**To be done:** Would you quote the material below in full and unchanged?

**Supplied data:**
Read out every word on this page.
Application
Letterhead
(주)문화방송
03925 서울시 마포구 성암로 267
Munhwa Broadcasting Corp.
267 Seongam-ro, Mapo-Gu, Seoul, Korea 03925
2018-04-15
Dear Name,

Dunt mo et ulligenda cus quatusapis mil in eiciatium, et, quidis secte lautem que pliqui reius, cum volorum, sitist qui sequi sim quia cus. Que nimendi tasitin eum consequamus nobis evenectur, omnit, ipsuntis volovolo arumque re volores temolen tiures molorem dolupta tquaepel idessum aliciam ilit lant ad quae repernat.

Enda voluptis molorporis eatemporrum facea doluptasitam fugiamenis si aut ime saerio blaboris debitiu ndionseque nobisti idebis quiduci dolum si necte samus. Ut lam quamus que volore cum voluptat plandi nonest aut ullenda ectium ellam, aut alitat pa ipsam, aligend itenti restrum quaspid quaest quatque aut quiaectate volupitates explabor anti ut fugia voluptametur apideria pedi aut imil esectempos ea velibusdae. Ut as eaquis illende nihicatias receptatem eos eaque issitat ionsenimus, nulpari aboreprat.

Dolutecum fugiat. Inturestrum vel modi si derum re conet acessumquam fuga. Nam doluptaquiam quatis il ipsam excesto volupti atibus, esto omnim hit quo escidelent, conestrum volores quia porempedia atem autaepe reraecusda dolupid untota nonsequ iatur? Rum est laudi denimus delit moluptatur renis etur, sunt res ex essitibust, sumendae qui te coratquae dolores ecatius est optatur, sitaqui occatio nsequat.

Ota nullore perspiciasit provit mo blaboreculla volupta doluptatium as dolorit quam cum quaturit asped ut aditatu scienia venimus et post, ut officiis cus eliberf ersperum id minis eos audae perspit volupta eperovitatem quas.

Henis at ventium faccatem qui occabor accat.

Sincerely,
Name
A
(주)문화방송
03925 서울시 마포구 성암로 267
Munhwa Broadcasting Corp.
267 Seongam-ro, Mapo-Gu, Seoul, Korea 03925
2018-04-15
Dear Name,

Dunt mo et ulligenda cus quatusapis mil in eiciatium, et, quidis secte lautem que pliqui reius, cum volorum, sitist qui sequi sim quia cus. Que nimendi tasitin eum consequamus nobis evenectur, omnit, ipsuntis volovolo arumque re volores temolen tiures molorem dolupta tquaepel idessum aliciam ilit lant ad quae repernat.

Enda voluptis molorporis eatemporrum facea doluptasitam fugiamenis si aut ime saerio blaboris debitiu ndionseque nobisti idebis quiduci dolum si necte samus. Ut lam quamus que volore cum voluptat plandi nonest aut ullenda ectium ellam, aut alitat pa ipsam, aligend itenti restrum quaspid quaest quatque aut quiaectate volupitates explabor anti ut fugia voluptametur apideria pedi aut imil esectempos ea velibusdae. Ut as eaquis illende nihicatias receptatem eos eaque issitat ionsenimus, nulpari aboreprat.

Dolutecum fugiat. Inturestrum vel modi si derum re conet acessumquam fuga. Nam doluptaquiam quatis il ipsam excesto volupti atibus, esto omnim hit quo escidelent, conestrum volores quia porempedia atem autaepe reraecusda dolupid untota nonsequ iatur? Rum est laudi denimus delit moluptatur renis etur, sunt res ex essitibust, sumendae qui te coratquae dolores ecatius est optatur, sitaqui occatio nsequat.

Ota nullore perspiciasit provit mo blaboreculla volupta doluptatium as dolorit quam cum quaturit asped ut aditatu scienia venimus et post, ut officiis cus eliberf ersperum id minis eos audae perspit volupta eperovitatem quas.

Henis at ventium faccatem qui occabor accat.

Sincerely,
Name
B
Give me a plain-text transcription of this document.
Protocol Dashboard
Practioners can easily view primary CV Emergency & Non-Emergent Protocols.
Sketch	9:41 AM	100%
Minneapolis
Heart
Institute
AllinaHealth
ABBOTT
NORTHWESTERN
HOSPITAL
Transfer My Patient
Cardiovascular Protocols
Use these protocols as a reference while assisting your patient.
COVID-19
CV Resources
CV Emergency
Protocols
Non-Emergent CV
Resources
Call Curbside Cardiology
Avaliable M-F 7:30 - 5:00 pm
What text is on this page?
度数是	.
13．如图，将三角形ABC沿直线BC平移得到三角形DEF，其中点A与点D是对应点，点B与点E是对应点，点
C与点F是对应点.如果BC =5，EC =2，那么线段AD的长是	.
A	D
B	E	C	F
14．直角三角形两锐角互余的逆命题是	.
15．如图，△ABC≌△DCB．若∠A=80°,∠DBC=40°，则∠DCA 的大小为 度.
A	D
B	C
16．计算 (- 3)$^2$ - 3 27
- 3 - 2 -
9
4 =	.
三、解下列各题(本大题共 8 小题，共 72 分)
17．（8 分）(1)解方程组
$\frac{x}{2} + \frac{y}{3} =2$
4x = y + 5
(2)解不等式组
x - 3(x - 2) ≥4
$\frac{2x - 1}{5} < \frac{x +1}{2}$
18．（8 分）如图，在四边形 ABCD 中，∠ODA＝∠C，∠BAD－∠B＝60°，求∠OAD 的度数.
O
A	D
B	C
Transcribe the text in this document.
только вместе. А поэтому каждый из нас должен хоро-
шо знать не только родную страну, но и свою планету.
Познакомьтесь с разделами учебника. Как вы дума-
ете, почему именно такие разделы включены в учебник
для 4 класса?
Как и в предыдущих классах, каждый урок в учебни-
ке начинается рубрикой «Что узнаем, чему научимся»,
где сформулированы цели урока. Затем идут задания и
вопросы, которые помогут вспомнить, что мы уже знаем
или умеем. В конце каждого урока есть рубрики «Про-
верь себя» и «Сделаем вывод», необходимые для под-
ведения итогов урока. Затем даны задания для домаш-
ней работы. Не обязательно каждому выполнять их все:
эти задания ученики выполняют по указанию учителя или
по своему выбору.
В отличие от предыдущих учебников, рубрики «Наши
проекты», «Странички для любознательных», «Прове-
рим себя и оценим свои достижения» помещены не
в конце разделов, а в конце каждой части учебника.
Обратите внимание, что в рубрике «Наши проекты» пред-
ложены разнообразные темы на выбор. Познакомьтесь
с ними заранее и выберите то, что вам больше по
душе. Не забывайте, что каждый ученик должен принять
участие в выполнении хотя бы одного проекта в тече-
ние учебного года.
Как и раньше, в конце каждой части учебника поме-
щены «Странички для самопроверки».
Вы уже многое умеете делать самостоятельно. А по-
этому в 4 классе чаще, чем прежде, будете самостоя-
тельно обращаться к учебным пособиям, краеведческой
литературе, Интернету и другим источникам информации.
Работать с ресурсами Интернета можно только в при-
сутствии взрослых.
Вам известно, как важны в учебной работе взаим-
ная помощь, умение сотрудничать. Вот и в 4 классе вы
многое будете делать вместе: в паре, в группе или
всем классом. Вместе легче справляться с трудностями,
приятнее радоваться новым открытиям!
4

**Answer to this task:**
Read out every word on this page.
Application
Letterhead
(주)문화방송
03925 서울시 마포구 성암로 267
Munhwa Broadcasting Corp.
267 Seongam-ro, Mapo-Gu, Seoul, Korea 03925
2018-04-15
Dear Name,

Dunt mo et ulligenda cus quatusapis mil in eiciatium, et, quidis secte lautem que pliqui reius, cum volorum, sitist qui sequi sim quia cus. Que nimendi tasitin eum consequamus nobis evenectur, omnit, ipsuntis volovolo arumque re volores temolen tiures molorem dolupta tquaepel idessum aliciam ilit lant ad quae repernat.

Enda voluptis molorporis eatemporrum facea doluptasitam fugiamenis si aut ime saerio blaboris debitiu ndionseque nobisti idebis quiduci dolum si necte samus. Ut lam quamus que volore cum voluptat plandi nonest aut ullenda ectium ellam, aut alitat pa ipsam, aligend itenti restrum quaspid quaest quatque aut quiaectate volupitates explabor anti ut fugia voluptametur apideria pedi aut imil esectempos ea velibusdae. Ut as eaquis illende nihicatias receptatem eos eaque issitat ionsenimus, nulpari aboreprat.

Dolutecum fugiat. Inturestrum vel modi si derum re conet acessumquam fuga. Nam doluptaquiam quatis il ipsam excesto volupti atibus, esto omnim hit quo escidelent, conestrum volores quia porempedia atem autaepe reraecusda dolupid untota nonsequ iatur? Rum est laudi denimus delit moluptatur renis etur, sunt res ex essitibust, sumendae qui te coratquae dolores ecatius est optatur, sitaqui occatio nsequat.

Ota nullore perspiciasit provit mo blaboreculla volupta doluptatium as dolorit quam cum quaturit asped ut aditatu scienia venimus et post, ut officiis cus eliberf ersperum id minis eos audae perspit volupta eperovitatem quas.

Henis at ventium faccatem qui occabor accat.

Sincerely,
Name
A
(주)문화방송
03925 서울시 마포구 성암로 267
Munhwa Broadcasting Corp.
267 Seongam-ro, Mapo-Gu, Seoul, Korea 03925
2018-04-15
Dear Name,

Dunt mo et ulligenda cus quatusapis mil in eiciatium, et, quidis secte lautem que pliqui reius, cum volorum, sitist qui sequi sim quia cus. Que nimendi tasitin eum consequamus nobis evenectur, omnit, ipsuntis volovolo arumque re volores temolen tiures molorem dolupta tquaepel idessum aliciam ilit lant ad quae repernat.

Enda voluptis molorporis eatemporrum facea doluptasitam fugiamenis si aut ime saerio blaboris debitiu ndionseque nobisti idebis quiduci dolum si necte samus. Ut lam quamus que volore cum voluptat plandi nonest aut ullenda ectium ellam, aut alitat pa ipsam, aligend itenti restrum quaspid quaest quatque aut quiaectate volupitates explabor anti ut fugia voluptametur apideria pedi aut imil esectempos ea velibusdae. Ut as eaquis illende nihicatias receptatem eos eaque issitat ionsenimus, nulpari aboreprat.

Dolutecum fugiat. Inturestrum vel modi si derum re conet acessumquam fuga. Nam doluptaquiam quatis il ipsam excesto volupti atibus, esto omnim hit quo escidelent, conestrum volores quia porempedia atem autaepe reraecusda dolupid untota nonsequ iatur? Rum est laudi denimus delit moluptatur renis etur, sunt res ex essitibust, sumendae qui te coratquae dolores ecatius est optatur, sitaqui occatio nsequat.

Ota nullore perspiciasit provit mo blaboreculla volupta doluptatium as dolorit quam cum quaturit asped ut aditatu scienia venimus et post, ut officiis cus eliberf ersperum id minis eos audae perspit volupta eperovitatem quas.

Henis at ventium faccatem qui occabor accat.

Sincerely,
Name
B
Give me a plain-text transcription of this document.
Protocol Dashboard
Practioners can easily view primary CV Emergency & Non-Emergent Protocols.
Sketch	9:41 AM	100%
Minneapolis
Heart
Institute
AllinaHealth
ABBOTT
NORTHWESTERN
HOSPITAL
Transfer My Patient
Cardiovascular Protocols
Use these protocols as a reference while assisting your patient.
COVID-19
CV Resources
CV Emergency
Protocols
Non-Emergent CV
Resources
Call Curbside Cardiology
Avaliable M-F 7:30 - 5:00 pm
What text is on this page?
度数是	.
13．如图，将三角形ABC沿直线BC平移得到三角形DEF，其中点A与点D是对应点，点B与点E是对应点，点
C与点F是对应点.如果BC =5，EC =2，那么线段AD的长是	.
A	D
B	E	C	F
14．直角三角形两锐角互余的逆命题是	.
15．如图，△ABC≌△DCB．若∠A=80°,∠DBC=40°，则∠DCA 的大小为 度.
A	D
B	C
16．计算 (- 3)$^2$ - 3 27
- 3 - 2 -
9
4 =	.
三、解下列各题(本大题共 8 小题，共 72 分)
17．（8 分）(1)解方程组
$\frac{x}{2} + \frac{y}{3} =2$
4x = y + 5
(2)解不等式组
x - 3(x - 2) ≥4
$\frac{2x - 1}{5} < \frac{x +1}{2}$
18．（8 分）如图，在四边形 ABCD 中，∠ODA＝∠C，∠BAD－∠B＝60°，求∠OAD 的度数.
O
A	D
B	C
Transcribe the text in this document.
только вместе. А поэтому каждый из нас должен хоро-
шо знать не только родную страну, но и свою планету.
Познакомьтесь с разделами учебника. Как вы дума-
ете, почему именно такие разделы включены в учебник
для 4 класса?
Как и в предыдущих классах, каждый урок в учебни-
ке начинается рубрикой «Что узнаем, чему научимся»,
где сформулированы цели урока. Затем идут задания и
вопросы, которые помогут вспомнить, что мы уже знаем
или умеем. В конце каждого урока есть рубрики «Про-
верь себя» и «Сделаем вывод», необходимые для под-
ведения итогов урока. Затем даны задания для домаш-
ней работы. Не обязательно каждому выполнять их все:
эти задания ученики выполняют по указанию учителя или
по своему выбору.
В отличие от предыдущих учебников, рубрики «Наши
проекты», «Странички для любознательных», «Прове-
рим себя и оценим свои достижения» помещены не
в конце разделов, а в конце каждой части учебника.
Обратите внимание, что в рубрике «Наши проекты» пред-
ложены разнообразные темы на выбор. Познакомьтесь
с ними заранее и выберите то, что вам больше по
душе. Не забывайте, что каждый ученик должен принять
участие в выполнении хотя бы одного проекта в тече-
ние учебного года.
Как и раньше, в конце каждой части учебника поме-
щены «Странички для самопроверки».
Вы уже многое умеете делать самостоятельно. А по-
этому в 4 классе чаще, чем прежде, будете самостоя-
тельно обращаться к учебным пособиям, краеведческой
литературе, Интернету и другим источникам информации.
Работать с ресурсами Интернета можно только в при-
сутствии взрослых.
Вам известно, как важны в учебной работе взаим-
ная помощь, умение сотрудничать. Вот и в 4 классе вы
многое будете делать вместе: в паре, в группе или
всем классом. Вместе легче справляться с трудностями,
приятнее радоваться новым открытиям!
4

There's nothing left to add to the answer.